# TASK INSTRUCTIONS
Type the records out again in full, exactly.

[Stored records]
<<<<

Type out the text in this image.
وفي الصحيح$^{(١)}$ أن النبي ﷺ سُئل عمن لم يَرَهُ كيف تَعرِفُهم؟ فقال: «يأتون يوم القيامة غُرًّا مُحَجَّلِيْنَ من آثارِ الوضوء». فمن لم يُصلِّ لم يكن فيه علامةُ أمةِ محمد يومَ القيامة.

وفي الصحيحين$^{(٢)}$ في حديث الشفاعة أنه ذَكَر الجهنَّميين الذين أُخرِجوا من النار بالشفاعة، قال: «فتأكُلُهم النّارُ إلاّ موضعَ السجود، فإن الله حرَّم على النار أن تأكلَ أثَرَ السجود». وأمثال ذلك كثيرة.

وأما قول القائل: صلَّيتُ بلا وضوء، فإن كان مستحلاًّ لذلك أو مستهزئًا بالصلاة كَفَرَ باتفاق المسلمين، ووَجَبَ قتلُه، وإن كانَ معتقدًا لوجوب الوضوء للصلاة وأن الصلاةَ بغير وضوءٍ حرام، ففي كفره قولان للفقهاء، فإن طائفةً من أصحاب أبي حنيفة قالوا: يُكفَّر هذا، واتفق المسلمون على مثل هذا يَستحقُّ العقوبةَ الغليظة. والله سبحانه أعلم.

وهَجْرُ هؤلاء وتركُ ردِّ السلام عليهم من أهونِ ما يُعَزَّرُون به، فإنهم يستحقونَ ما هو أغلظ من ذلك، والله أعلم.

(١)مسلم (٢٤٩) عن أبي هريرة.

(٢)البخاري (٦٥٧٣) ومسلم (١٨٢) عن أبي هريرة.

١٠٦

>>>>

# REPLY TO THE EXERCISE
Type out the text in this image.
وفي الصحيح$^{(١)}$ أن النبي ﷺ سُئل عمن لم يَرَهُ كيف تَعرِفُهم؟ فقال: «يأتون يوم القيامة غُرًّا مُحَجَّلِيْنَ من آثارِ الوضوء». فمن لم يُصلِّ لم يكن فيه علامةُ أمةِ محمد يومَ القيامة.

وفي الصحيحين$^{(٢)}$ في حديث الشفاعة أنه ذَكَر الجهنَّميين الذين أُخرِجوا من النار بالشفاعة، قال: «فتأكُلُهم النّارُ إلاّ موضعَ السجود، فإن الله حرَّم على النار أن تأكلَ أثَرَ السجود». وأمثال ذلك كثيرة.

وأما قول القائل: صلَّيتُ بلا وضوء، فإن كان مستحلاًّ لذلك أو مستهزئًا بالصلاة كَفَرَ باتفاق المسلمين، ووَجَبَ قتلُه، وإن كانَ معتقدًا لوجوب الوضوء للصلاة وأن الصلاةَ بغير وضوءٍ حرام، ففي كفره قولان للفقهاء، فإن طائفةً من أصحاب أبي حنيفة قالوا: يُكفَّر هذا، واتفق المسلمون على مثل هذا يَستحقُّ العقوبةَ الغليظة. والله سبحانه أعلم.

وهَجْرُ هؤلاء وتركُ ردِّ السلام عليهم من أهونِ ما يُعَزَّرُون به، فإنهم يستحقونَ ما هو أغلظ من ذلك، والله أعلم.

(١)مسلم (٢٤٩) عن أبي هريرة.

(٢)البخاري (٦٥٧٣) ومسلم (١٨٢) عن أبي هريرة.

١٠٦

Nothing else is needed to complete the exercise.